> **Exercise details**: Pull every line with the word "from" out of the entries below.

- - - -

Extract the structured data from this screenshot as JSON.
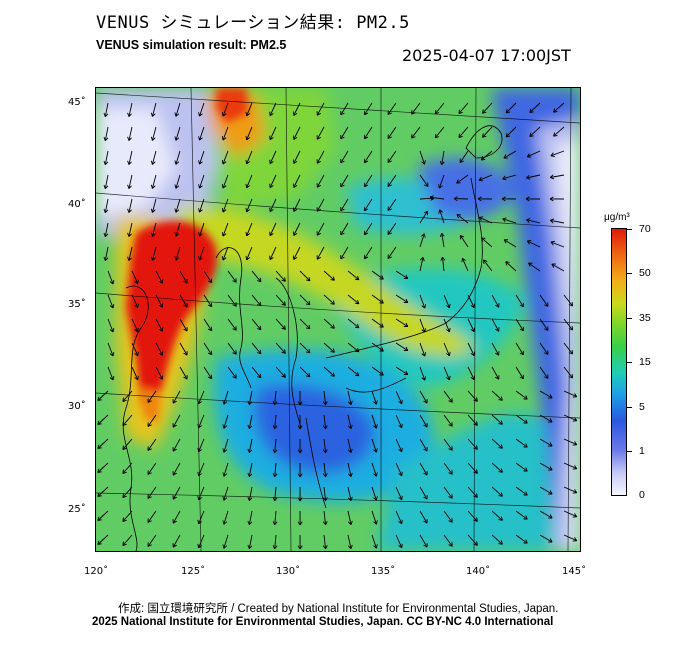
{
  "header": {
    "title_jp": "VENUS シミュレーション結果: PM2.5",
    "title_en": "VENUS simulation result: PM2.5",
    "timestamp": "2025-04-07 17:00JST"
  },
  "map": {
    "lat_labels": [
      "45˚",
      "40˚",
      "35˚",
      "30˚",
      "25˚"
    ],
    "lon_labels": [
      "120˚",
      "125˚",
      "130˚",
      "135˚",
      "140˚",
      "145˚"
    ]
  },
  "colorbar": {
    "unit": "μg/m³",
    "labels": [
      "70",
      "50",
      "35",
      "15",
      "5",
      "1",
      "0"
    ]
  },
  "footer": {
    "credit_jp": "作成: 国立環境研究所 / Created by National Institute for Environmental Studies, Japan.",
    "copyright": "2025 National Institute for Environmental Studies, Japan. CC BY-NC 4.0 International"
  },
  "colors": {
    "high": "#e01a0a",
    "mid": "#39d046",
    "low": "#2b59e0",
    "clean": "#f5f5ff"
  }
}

- - - -

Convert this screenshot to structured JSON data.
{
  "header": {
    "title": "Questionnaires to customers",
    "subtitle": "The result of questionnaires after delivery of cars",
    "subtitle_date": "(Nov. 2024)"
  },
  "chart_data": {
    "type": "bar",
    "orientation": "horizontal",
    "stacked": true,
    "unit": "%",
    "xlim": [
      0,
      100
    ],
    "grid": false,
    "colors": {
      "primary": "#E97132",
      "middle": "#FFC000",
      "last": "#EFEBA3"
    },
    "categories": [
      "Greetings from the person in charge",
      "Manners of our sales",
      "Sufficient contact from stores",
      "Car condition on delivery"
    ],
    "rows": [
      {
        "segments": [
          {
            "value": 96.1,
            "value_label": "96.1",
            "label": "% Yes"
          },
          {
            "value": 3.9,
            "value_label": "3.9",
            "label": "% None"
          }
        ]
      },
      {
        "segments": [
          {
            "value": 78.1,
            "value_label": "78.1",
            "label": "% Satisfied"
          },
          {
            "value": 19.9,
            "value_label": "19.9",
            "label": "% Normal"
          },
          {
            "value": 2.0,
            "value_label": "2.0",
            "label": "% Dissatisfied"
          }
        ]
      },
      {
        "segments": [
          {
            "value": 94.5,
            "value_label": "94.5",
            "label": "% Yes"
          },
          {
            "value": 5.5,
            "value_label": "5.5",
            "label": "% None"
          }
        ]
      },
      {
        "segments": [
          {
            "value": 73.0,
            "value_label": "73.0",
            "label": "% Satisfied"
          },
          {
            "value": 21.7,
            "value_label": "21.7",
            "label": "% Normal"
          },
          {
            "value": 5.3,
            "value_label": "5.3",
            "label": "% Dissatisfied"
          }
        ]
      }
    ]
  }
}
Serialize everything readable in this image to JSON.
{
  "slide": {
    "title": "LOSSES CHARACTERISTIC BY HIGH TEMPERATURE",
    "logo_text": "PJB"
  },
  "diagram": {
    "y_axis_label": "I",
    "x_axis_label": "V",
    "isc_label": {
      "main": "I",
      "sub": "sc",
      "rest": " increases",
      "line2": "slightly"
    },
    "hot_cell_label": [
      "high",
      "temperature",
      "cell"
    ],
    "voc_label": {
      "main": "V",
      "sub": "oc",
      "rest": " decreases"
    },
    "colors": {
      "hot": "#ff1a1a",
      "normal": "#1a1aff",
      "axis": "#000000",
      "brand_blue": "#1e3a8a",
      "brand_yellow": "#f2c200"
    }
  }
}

- - - -

> **Worked answer**:
Extract the structured data from this screenshot as JSON.
      "Greetings from the person in charge",
      "Sufficient contact from stores",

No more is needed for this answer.